Dataset records:
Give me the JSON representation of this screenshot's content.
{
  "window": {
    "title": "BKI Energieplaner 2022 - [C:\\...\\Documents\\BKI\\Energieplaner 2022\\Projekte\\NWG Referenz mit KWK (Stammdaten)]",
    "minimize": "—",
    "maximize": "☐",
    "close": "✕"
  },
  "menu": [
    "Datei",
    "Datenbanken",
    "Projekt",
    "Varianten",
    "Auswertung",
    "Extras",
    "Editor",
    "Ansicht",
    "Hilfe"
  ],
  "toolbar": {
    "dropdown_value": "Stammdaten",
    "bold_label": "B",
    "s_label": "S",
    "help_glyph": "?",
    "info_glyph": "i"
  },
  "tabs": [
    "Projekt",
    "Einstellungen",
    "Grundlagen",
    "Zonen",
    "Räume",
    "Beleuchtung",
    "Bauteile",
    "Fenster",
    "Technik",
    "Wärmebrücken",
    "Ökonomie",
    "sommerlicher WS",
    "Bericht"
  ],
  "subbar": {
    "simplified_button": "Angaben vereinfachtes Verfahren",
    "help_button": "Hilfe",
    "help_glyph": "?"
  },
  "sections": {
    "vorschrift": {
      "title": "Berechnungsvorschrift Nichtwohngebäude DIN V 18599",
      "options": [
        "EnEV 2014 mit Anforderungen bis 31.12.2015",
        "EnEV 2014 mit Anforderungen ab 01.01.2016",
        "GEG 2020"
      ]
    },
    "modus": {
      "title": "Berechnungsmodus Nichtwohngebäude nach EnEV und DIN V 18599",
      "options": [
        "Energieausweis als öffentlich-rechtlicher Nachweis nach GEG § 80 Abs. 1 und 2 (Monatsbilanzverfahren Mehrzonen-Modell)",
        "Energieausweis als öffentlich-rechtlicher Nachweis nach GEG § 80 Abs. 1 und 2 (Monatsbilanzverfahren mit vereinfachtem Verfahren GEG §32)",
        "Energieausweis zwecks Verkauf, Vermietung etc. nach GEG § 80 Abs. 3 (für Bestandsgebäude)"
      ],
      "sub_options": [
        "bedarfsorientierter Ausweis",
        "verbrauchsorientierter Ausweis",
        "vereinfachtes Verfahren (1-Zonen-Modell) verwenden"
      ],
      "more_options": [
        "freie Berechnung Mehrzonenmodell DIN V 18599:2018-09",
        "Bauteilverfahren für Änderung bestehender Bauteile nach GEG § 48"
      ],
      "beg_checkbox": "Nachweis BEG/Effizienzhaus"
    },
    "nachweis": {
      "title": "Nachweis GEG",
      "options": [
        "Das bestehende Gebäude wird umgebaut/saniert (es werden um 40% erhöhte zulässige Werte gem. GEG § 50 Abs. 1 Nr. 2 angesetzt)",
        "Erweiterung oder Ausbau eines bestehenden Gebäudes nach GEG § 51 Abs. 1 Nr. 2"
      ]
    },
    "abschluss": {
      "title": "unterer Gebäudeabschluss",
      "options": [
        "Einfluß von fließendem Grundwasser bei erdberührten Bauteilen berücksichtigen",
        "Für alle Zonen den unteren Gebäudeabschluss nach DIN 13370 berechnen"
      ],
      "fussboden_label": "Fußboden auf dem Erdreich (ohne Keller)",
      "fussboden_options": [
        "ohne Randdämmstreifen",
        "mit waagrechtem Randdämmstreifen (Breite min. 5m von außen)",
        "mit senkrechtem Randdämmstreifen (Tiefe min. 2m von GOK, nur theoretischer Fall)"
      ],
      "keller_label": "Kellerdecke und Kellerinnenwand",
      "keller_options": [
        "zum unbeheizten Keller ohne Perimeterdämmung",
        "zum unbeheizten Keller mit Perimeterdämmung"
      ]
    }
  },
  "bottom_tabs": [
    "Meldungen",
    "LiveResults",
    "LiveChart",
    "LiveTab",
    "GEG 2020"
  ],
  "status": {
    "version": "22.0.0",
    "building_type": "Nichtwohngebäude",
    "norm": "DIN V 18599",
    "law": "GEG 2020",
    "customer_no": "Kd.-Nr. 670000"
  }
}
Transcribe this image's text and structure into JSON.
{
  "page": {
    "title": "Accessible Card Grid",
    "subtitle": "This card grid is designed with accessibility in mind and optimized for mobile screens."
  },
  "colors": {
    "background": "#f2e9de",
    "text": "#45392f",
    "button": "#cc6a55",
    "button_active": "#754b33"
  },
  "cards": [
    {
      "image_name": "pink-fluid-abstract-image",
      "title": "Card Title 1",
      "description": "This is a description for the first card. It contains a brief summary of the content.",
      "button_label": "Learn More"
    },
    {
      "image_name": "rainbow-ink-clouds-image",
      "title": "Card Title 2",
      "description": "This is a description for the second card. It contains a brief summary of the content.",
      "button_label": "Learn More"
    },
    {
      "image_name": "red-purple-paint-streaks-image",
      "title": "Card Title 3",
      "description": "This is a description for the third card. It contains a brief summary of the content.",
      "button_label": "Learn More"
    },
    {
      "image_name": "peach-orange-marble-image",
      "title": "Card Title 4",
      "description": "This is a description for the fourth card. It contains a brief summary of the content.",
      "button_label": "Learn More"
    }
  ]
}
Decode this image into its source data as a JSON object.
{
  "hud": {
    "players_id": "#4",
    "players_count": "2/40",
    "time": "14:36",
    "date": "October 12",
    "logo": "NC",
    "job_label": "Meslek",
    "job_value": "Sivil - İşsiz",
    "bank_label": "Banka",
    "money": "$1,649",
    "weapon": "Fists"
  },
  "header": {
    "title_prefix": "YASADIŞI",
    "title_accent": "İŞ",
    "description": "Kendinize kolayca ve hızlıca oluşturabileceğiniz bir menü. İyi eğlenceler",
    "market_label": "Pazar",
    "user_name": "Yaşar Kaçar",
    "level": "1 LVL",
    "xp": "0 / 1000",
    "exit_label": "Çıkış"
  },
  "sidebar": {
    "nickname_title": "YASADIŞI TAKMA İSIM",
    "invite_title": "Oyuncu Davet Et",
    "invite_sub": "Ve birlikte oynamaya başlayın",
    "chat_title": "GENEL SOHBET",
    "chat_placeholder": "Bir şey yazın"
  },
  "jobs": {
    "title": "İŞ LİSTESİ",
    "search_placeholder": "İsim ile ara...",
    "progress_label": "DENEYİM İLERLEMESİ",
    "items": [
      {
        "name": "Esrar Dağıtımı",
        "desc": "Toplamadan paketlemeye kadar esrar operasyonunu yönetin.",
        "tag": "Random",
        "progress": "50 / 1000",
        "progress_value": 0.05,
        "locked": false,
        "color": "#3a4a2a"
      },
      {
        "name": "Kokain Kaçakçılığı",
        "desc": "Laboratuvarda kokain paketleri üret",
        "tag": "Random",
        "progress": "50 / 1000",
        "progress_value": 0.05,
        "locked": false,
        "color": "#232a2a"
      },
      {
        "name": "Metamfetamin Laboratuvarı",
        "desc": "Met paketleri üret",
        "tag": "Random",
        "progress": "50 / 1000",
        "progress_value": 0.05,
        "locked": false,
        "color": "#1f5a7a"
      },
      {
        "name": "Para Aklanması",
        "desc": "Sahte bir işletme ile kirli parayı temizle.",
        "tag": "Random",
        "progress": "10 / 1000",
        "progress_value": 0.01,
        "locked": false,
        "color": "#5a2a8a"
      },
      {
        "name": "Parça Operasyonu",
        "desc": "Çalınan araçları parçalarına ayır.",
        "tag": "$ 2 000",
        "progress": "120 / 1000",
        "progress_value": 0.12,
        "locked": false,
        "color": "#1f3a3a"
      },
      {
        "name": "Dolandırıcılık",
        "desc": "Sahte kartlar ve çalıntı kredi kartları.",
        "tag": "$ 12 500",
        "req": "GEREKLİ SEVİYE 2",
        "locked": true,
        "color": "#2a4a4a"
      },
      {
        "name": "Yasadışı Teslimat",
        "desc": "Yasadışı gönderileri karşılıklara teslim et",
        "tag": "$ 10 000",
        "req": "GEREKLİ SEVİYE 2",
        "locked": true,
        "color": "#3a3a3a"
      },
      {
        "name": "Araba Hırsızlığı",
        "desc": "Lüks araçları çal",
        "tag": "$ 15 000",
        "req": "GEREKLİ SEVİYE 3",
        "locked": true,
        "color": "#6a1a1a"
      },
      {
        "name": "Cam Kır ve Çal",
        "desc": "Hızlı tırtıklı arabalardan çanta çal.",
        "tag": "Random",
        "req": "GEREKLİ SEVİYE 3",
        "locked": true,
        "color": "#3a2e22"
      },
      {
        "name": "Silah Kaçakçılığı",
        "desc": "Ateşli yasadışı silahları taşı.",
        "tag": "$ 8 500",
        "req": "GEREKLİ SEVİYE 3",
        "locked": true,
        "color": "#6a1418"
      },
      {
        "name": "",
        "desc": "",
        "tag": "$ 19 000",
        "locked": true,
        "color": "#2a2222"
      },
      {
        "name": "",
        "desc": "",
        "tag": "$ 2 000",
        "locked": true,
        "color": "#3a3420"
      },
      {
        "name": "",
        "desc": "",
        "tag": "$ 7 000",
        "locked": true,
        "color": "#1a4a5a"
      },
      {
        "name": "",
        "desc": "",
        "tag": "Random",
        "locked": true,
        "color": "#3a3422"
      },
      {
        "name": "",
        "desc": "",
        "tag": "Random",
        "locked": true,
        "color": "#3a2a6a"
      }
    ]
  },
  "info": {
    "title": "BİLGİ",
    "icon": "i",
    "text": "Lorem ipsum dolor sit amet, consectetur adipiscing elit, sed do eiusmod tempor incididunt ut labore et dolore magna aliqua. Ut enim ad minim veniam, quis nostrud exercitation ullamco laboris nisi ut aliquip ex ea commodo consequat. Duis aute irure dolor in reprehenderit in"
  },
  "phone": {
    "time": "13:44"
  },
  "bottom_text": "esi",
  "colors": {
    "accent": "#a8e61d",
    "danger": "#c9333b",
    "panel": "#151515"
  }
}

- [DIRECTION] Check every line of the listing for the string "YASADIŞI" and report how many lines have it, as a number alone.

- [REPLY] 2